[What to work on] Collect each line containing "flange".

(Chart and figure data)
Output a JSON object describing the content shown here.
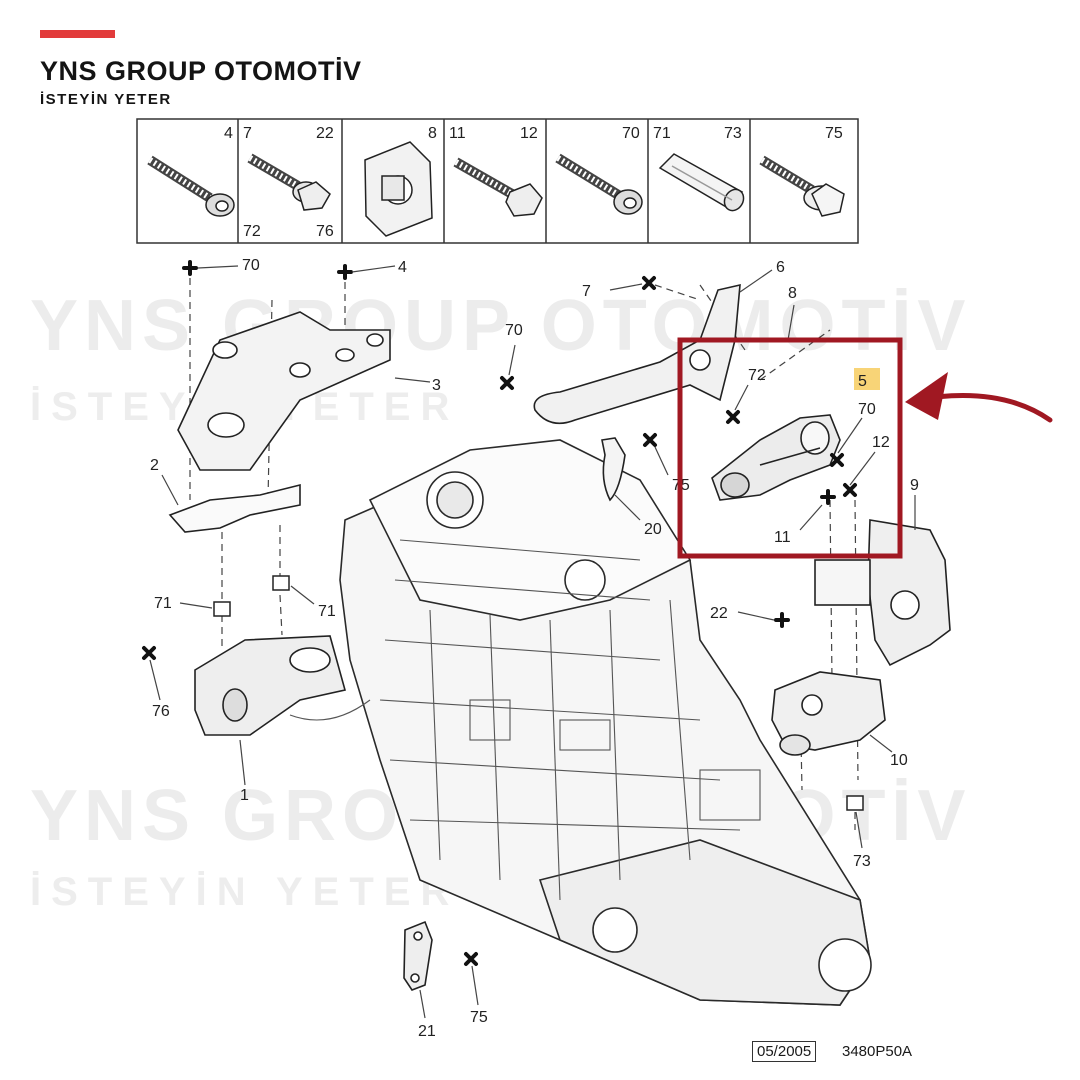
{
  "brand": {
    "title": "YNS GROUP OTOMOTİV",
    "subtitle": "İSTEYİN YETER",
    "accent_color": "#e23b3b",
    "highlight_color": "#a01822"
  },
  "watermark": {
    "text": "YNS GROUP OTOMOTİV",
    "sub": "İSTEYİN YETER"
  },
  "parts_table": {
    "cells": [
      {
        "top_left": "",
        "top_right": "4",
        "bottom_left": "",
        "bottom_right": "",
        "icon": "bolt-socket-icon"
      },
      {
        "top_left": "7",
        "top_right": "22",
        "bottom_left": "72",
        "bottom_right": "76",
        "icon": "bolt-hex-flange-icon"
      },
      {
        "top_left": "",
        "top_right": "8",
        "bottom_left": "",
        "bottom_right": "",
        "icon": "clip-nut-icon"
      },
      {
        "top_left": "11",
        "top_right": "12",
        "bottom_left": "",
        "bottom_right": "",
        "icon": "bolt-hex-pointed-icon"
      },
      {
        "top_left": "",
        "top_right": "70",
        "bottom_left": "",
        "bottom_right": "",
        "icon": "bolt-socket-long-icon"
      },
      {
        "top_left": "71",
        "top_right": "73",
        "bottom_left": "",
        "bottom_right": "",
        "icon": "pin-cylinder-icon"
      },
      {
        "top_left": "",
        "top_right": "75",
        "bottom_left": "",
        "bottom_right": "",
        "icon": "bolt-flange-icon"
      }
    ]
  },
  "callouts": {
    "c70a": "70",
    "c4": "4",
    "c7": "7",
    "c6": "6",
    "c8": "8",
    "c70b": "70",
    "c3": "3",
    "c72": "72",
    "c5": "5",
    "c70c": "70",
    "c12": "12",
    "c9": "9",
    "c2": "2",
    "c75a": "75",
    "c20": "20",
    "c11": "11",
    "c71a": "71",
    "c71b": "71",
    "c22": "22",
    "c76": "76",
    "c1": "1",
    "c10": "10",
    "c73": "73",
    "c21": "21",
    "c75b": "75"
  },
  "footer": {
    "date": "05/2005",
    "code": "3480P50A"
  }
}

---

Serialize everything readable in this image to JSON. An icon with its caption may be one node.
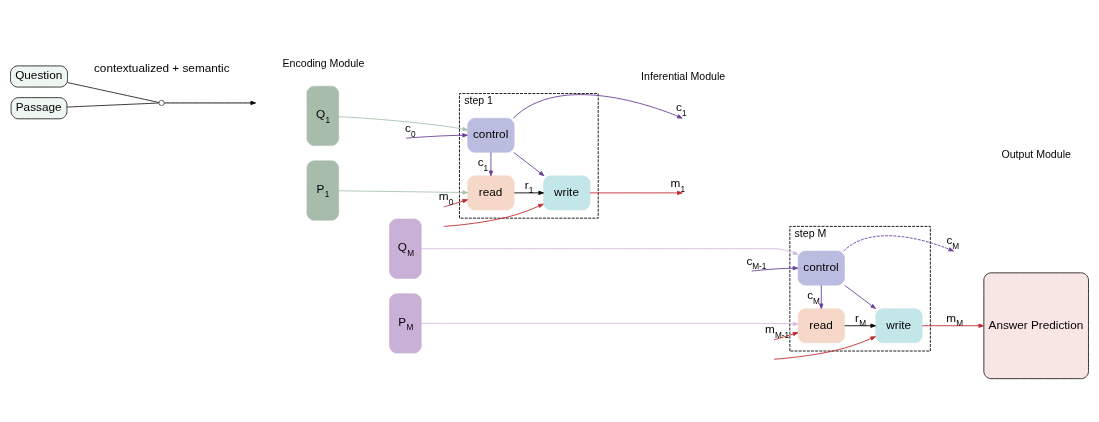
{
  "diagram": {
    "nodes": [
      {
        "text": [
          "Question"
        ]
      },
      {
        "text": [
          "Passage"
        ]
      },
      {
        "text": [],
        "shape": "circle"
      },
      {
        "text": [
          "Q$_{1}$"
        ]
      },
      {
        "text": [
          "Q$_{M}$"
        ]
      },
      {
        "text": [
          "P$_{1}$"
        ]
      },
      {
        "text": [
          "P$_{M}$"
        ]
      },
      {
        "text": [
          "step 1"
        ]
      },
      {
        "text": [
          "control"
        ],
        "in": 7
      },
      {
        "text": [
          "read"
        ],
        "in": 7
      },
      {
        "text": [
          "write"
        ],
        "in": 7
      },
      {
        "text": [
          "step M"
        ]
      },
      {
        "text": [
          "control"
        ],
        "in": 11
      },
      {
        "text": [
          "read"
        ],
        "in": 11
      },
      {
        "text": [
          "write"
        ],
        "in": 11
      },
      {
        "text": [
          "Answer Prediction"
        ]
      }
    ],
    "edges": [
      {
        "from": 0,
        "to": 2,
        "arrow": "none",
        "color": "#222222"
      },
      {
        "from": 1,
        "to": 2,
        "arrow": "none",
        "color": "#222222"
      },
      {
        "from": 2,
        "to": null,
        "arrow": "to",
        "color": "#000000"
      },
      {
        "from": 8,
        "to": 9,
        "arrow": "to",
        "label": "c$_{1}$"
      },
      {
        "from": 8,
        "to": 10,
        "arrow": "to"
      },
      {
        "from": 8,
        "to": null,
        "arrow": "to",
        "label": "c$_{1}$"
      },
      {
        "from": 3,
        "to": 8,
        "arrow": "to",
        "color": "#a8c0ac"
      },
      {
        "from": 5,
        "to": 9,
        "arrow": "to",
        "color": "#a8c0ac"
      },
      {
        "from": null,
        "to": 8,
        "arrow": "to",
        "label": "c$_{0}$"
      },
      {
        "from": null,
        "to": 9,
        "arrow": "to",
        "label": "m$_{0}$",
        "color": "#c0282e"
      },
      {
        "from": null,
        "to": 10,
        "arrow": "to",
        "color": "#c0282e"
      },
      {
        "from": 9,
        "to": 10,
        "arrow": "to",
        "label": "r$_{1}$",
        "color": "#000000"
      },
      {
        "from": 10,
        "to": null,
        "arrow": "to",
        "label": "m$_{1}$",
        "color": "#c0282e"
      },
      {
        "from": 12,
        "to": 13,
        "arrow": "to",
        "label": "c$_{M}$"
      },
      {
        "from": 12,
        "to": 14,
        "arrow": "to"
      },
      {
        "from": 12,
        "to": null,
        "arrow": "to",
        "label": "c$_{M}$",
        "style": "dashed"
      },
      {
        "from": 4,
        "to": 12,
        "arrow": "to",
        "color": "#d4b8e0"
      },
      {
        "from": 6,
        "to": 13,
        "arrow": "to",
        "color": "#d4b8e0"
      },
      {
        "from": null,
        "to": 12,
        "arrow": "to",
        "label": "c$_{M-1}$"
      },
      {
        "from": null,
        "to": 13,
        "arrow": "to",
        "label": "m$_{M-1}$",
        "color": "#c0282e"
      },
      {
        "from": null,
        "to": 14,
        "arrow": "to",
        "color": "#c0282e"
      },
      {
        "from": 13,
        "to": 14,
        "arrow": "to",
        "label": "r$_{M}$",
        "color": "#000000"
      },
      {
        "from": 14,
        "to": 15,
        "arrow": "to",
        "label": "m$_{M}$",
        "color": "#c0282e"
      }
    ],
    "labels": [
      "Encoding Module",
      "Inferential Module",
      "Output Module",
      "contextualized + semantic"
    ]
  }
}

---

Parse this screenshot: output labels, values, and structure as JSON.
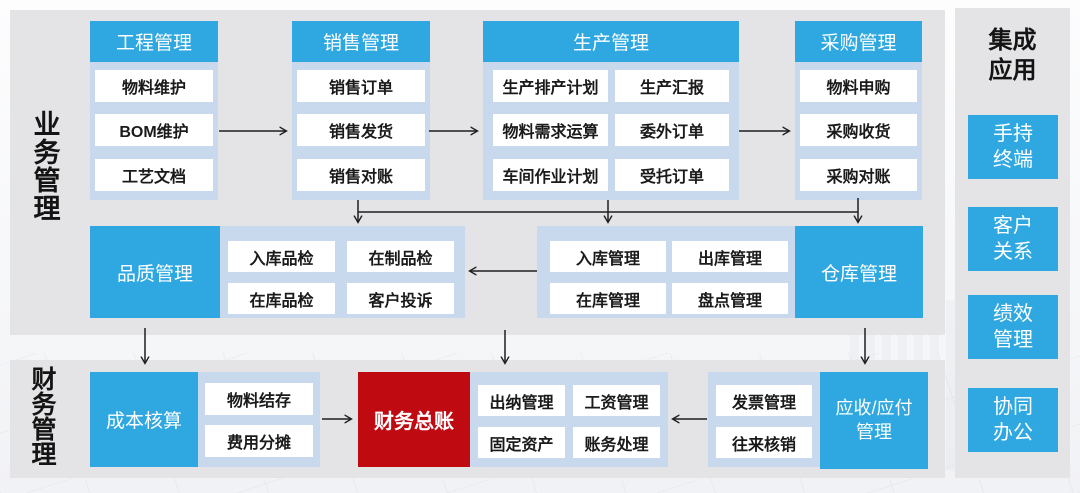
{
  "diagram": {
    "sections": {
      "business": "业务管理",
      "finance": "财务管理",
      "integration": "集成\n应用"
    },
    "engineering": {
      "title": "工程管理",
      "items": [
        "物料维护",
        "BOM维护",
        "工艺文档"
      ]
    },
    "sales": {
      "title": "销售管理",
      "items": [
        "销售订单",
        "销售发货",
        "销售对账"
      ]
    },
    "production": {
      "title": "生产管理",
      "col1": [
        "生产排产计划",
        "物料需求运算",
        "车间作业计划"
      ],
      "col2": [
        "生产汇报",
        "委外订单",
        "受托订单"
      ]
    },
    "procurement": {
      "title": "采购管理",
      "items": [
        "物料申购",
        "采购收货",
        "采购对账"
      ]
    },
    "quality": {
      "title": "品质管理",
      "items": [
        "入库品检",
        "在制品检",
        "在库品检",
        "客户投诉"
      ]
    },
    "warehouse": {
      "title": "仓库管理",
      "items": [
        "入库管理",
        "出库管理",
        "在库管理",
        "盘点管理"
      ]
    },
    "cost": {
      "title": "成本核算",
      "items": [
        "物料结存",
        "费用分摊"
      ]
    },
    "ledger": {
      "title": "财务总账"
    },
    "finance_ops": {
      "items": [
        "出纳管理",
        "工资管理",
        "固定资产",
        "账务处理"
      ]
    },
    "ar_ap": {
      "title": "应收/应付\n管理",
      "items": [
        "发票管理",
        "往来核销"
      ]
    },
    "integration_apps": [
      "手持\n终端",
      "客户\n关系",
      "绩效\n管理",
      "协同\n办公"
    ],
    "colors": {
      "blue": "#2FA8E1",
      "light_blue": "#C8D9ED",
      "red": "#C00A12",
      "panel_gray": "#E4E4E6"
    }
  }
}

[Exercise response]
        "icon": "bolt-hex-flange-icon"
        "icon": "bolt-flange-icon"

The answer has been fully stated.